** start **

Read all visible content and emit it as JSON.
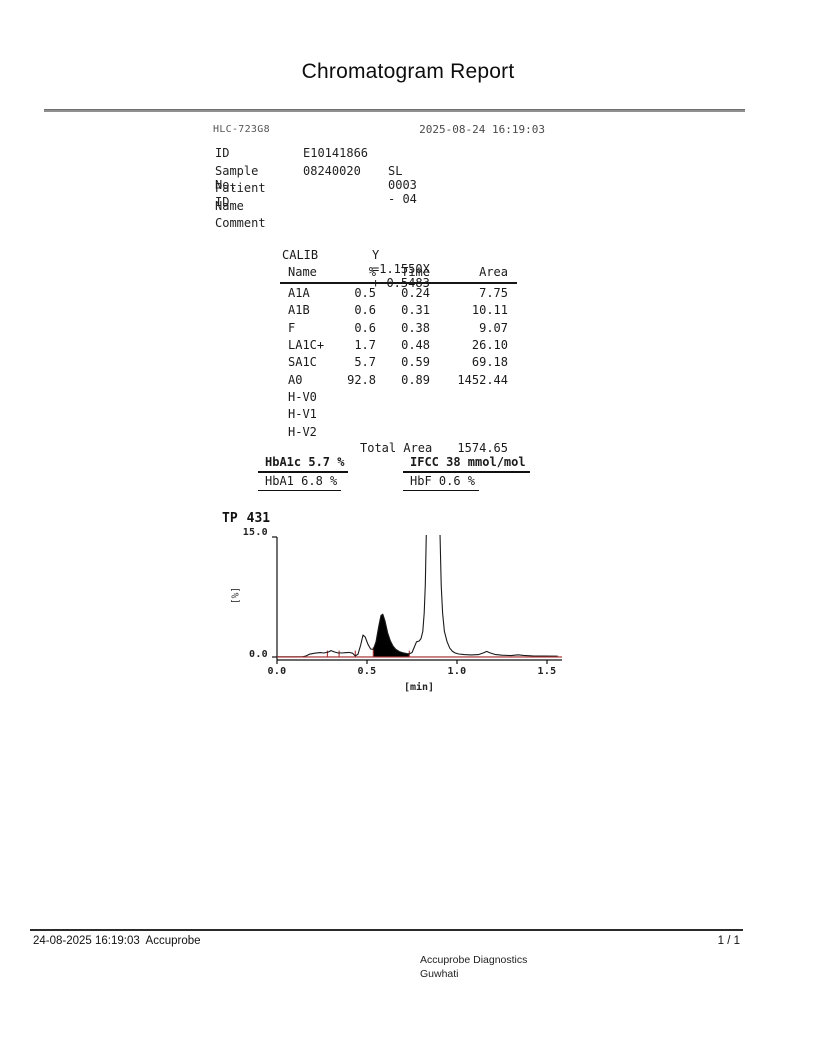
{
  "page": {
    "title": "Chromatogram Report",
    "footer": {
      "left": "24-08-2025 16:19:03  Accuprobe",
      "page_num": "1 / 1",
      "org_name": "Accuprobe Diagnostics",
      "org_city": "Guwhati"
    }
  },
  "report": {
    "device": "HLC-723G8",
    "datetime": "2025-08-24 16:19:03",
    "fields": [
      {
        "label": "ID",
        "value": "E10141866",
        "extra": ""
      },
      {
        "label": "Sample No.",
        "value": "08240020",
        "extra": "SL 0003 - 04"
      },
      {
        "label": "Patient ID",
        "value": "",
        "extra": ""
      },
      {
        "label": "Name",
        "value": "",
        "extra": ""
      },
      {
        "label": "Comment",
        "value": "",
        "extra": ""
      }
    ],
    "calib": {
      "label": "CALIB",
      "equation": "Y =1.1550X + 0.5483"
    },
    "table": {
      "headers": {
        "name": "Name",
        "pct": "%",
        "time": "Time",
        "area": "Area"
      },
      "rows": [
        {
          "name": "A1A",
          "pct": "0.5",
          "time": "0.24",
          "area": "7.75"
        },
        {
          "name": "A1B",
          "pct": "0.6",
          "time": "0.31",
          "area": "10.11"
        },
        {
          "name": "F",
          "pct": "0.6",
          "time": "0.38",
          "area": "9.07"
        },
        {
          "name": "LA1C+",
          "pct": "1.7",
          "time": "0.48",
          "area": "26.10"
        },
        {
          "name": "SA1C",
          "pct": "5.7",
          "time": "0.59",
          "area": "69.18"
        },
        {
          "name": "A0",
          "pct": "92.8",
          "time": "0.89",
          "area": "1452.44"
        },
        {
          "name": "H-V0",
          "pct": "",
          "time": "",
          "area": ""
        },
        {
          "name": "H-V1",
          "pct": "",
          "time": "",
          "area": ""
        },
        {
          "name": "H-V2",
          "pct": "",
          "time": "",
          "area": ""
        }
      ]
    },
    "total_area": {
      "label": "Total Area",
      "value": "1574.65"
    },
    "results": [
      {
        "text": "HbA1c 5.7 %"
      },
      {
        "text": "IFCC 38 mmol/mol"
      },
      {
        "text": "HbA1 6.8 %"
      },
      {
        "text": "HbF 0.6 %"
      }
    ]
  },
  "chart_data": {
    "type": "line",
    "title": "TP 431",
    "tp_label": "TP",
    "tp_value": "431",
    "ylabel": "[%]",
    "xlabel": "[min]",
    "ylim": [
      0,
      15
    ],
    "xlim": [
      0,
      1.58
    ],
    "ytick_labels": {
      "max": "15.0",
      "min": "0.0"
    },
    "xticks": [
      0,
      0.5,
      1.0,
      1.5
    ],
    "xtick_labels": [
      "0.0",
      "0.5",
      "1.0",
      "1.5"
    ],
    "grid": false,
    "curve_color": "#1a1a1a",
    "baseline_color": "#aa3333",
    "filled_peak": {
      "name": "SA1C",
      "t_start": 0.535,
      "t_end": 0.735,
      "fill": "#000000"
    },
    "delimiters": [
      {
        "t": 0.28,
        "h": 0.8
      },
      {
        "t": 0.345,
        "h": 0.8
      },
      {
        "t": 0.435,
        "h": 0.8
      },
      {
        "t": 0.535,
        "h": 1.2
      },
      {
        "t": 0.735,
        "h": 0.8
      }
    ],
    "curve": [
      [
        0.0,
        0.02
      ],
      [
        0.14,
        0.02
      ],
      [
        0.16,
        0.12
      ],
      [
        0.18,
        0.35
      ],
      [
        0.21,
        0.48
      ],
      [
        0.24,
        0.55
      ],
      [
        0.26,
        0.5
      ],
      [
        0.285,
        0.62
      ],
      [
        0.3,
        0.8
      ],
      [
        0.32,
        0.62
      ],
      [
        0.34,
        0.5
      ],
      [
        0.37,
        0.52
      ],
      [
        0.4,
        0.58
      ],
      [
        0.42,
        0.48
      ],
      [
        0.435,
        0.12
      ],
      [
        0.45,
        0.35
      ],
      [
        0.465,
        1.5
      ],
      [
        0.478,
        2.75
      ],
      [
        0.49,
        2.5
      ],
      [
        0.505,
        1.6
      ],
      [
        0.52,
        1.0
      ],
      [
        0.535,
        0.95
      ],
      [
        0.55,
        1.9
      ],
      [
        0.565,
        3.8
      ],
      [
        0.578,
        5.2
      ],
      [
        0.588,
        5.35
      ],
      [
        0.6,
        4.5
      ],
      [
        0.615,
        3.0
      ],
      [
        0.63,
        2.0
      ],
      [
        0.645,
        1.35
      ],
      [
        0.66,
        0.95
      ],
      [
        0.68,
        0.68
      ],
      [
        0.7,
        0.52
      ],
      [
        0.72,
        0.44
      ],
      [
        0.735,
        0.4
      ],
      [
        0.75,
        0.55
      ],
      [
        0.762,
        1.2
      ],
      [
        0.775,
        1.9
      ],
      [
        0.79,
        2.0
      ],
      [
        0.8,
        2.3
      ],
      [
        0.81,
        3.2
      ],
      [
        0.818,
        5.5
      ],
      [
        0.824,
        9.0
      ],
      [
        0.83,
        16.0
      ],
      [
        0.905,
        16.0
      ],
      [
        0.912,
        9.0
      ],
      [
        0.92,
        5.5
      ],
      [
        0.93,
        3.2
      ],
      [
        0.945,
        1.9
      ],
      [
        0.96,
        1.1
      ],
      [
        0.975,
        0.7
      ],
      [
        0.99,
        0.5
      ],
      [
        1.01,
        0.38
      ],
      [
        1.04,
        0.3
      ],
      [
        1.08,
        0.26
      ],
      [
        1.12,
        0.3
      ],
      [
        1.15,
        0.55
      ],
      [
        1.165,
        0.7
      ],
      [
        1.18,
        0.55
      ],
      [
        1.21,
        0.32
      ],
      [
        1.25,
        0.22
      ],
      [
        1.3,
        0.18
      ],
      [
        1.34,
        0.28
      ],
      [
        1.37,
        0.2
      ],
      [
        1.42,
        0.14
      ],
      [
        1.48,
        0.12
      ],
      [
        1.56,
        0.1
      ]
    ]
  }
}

** end **
** start **

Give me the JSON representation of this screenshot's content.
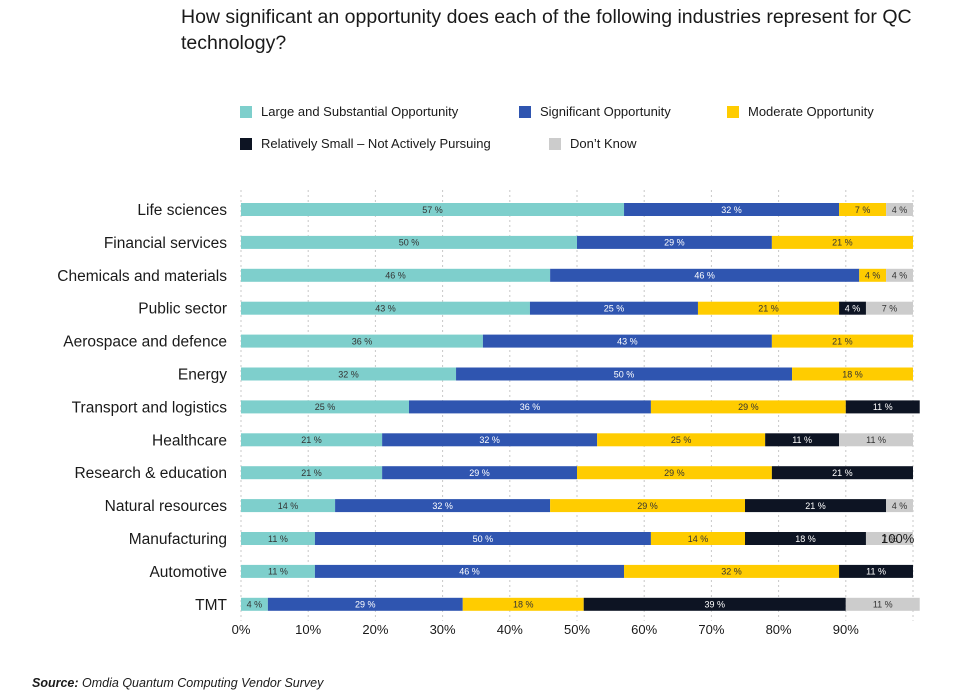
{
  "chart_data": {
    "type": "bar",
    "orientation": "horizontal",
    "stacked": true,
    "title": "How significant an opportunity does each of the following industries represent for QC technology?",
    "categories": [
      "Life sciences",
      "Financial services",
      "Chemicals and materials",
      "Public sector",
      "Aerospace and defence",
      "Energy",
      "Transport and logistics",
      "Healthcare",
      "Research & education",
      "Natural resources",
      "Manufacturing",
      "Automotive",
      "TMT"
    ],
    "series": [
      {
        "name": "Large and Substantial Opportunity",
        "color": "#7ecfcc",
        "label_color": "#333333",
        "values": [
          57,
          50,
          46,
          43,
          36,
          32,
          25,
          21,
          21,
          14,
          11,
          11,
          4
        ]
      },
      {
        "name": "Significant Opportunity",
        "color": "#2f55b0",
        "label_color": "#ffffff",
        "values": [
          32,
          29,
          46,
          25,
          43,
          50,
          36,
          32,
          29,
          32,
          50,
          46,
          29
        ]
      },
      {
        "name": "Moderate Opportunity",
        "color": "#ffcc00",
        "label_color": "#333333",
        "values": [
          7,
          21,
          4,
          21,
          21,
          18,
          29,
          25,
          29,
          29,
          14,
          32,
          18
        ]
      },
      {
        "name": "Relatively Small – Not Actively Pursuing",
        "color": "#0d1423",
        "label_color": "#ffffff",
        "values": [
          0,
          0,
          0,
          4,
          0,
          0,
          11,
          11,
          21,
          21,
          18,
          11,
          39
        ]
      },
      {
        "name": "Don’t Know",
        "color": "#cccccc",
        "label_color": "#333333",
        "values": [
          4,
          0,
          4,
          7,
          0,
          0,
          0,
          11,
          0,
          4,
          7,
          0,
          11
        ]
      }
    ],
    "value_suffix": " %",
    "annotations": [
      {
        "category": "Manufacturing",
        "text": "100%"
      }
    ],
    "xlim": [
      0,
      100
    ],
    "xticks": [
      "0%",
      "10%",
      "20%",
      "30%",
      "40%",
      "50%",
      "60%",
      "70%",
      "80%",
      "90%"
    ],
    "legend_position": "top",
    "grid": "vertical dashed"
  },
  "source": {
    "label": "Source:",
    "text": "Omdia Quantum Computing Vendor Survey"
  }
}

** end **

» **Task description**: Which lines above hold the word "content"? Copy each of them.

» **Written solution**:
Read all visible content and emit it as JSON.
Give me the JSON representation of this screenshot's content.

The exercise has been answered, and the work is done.